**REQUIRED TASK**
Type the records out again in full, exactly.

**RECORDS TO PROCESS**
⁂

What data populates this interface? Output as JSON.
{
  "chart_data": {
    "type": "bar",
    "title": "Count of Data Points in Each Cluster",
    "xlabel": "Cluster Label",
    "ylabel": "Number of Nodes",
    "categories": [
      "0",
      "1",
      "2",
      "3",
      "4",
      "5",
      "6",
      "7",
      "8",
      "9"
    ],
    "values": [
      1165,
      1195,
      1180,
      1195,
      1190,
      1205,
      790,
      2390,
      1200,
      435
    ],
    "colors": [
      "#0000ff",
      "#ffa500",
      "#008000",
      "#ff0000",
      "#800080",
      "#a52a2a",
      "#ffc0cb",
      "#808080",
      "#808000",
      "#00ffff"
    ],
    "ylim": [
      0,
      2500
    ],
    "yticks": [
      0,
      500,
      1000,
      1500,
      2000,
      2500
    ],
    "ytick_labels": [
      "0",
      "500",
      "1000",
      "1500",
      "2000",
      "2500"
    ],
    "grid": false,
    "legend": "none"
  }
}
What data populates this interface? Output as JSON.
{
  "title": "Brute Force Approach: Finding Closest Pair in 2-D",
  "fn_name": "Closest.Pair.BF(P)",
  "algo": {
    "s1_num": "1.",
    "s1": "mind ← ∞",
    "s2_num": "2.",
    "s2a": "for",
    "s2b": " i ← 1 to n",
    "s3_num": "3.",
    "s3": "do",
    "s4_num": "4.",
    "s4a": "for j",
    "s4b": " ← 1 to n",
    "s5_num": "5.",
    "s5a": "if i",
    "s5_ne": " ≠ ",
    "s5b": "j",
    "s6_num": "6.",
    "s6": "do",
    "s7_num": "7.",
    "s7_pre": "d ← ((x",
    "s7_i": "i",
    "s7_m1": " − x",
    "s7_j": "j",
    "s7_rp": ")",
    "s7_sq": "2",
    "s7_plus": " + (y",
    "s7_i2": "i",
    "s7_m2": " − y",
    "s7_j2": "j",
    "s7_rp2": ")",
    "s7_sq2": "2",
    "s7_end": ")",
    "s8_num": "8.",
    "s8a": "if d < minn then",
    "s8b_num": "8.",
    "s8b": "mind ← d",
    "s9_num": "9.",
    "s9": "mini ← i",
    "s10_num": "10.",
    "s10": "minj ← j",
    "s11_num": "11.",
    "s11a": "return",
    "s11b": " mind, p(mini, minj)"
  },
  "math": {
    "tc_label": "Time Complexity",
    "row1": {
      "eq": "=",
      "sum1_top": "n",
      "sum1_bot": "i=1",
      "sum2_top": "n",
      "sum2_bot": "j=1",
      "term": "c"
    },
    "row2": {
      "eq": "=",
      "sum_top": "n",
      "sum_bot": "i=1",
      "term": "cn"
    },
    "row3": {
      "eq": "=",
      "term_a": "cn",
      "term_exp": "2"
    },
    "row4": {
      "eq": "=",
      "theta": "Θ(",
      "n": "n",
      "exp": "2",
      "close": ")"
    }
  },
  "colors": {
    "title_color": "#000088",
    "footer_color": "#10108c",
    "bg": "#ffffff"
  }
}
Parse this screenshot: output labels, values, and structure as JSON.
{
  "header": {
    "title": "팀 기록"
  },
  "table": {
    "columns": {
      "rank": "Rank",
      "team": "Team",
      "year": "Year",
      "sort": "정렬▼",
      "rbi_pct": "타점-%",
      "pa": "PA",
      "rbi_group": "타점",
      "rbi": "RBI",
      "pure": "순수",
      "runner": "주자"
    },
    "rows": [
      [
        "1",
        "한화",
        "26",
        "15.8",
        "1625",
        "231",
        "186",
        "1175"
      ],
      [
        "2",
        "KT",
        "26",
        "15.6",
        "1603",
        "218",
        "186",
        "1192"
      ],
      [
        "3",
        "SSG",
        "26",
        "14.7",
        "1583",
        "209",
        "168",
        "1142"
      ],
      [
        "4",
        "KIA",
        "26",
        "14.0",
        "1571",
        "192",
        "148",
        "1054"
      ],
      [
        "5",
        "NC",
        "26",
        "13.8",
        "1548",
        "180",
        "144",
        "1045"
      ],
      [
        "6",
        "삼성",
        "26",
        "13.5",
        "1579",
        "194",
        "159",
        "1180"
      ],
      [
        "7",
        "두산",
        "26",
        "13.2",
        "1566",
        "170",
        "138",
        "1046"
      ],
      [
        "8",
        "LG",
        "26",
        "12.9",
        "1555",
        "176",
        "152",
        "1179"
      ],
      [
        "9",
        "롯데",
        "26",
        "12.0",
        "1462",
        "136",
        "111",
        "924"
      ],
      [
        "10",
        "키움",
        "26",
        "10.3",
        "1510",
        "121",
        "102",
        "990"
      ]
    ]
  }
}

⁂

**SOLUTION FOR THIS TASK**
What data populates this interface? Output as JSON.
{
  "chart_data": {
    "type": "bar",
    "title": "Count of Data Points in Each Cluster",
    "xlabel": "Cluster Label",
    "ylabel": "Number of Nodes",
    "categories": [
      "0",
      "1",
      "2",
      "3",
      "4",
      "5",
      "6",
      "7",
      "8",
      "9"
    ],
    "values": [
      1165,
      1195,
      1180,
      1195,
      1190,
      1205,
      790,
      2390,
      1200,
      435
    ],
    "colors": [
      "#0000ff",
      "#ffa500",
      "#008000",
      "#ff0000",
      "#800080",
      "#a52a2a",
      "#ffc0cb",
      "#808080",
      "#808000",
      "#00ffff"
    ],
    "ylim": [
      0,
      2500
    ],
    "yticks": [
      0,
      500,
      1000,
      1500,
      2000,
      2500
    ],
    "ytick_labels": [
      "0",
      "500",
      "1000",
      "1500",
      "2000",
      "2500"
    ],
    "grid": false,
    "legend": "none"
  }
}
What data populates this interface? Output as JSON.
{
  "title": "Brute Force Approach: Finding Closest Pair in 2-D",
  "fn_name": "Closest.Pair.BF(P)",
  "algo": {
    "s1_num": "1.",
    "s1": "mind ← ∞",
    "s2_num": "2.",
    "s2a": "for",
    "s2b": " i ← 1 to n",
    "s3_num": "3.",
    "s3": "do",
    "s4_num": "4.",
    "s4a": "for j",
    "s4b": " ← 1 to n",
    "s5_num": "5.",
    "s5a": "if i",
    "s5_ne": " ≠ ",
    "s5b": "j",
    "s6_num": "6.",
    "s6": "do",
    "s7_num": "7.",
    "s7_pre": "d ← ((x",
    "s7_i": "i",
    "s7_m1": " − x",
    "s7_j": "j",
    "s7_rp": ")",
    "s7_sq": "2",
    "s7_plus": " + (y",
    "s7_i2": "i",
    "s7_m2": " − y",
    "s7_j2": "j",
    "s7_rp2": ")",
    "s7_sq2": "2",
    "s7_end": ")",
    "s8_num": "8.",
    "s8a": "if d < minn then",
    "s8b_num": "8.",
    "s8b": "mind ← d",
    "s9_num": "9.",
    "s9": "mini ← i",
    "s10_num": "10.",
    "s10": "minj ← j",
    "s11_num": "11.",
    "s11a": "return",
    "s11b": " mind, p(mini, minj)"
  },
  "math": {
    "tc_label": "Time Complexity",
    "row1": {
      "eq": "=",
      "sum1_top": "n",
      "sum1_bot": "i=1",
      "sum2_top": "n",
      "sum2_bot": "j=1",
      "term": "c"
    },
    "row2": {
      "eq": "=",
      "sum_top": "n",
      "sum_bot": "i=1",
      "term": "cn"
    },
    "row3": {
      "eq": "=",
      "term_a": "cn",
      "term_exp": "2"
    },
    "row4": {
      "eq": "=",
      "theta": "Θ(",
      "n": "n",
      "exp": "2",
      "close": ")"
    }
  },
  "colors": {
    "title_color": "#000088",
    "footer_color": "#10108c",
    "bg": "#ffffff"
  }
}
Parse this screenshot: output labels, values, and structure as JSON.
{
  "header": {
    "title": "팀 기록"
  },
  "table": {
    "columns": {
      "rank": "Rank",
      "team": "Team",
      "year": "Year",
      "sort": "정렬▼",
      "rbi_pct": "타점-%",
      "pa": "PA",
      "rbi_group": "타점",
      "rbi": "RBI",
      "pure": "순수",
      "runner": "주자"
    },
    "rows": [
      [
        "1",
        "한화",
        "26",
        "15.8",
        "1625",
        "231",
        "186",
        "1175"
      ],
      [
        "2",
        "KT",
        "26",
        "15.6",
        "1603",
        "218",
        "186",
        "1192"
      ],
      [
        "3",
        "SSG",
        "26",
        "14.7",
        "1583",
        "209",
        "168",
        "1142"
      ],
      [
        "4",
        "KIA",
        "26",
        "14.0",
        "1571",
        "192",
        "148",
        "1054"
      ],
      [
        "5",
        "NC",
        "26",
        "13.8",
        "1548",
        "180",
        "144",
        "1045"
      ],
      [
        "6",
        "삼성",
        "26",
        "13.5",
        "1579",
        "194",
        "159",
        "1180"
      ],
      [
        "7",
        "두산",
        "26",
        "13.2",
        "1566",
        "170",
        "138",
        "1046"
      ],
      [
        "8",
        "LG",
        "26",
        "12.9",
        "1555",
        "176",
        "152",
        "1179"
      ],
      [
        "9",
        "롯데",
        "26",
        "12.0",
        "1462",
        "136",
        "111",
        "924"
      ],
      [
        "10",
        "키움",
        "26",
        "10.3",
        "1510",
        "121",
        "102",
        "990"
      ]
    ]
  }
}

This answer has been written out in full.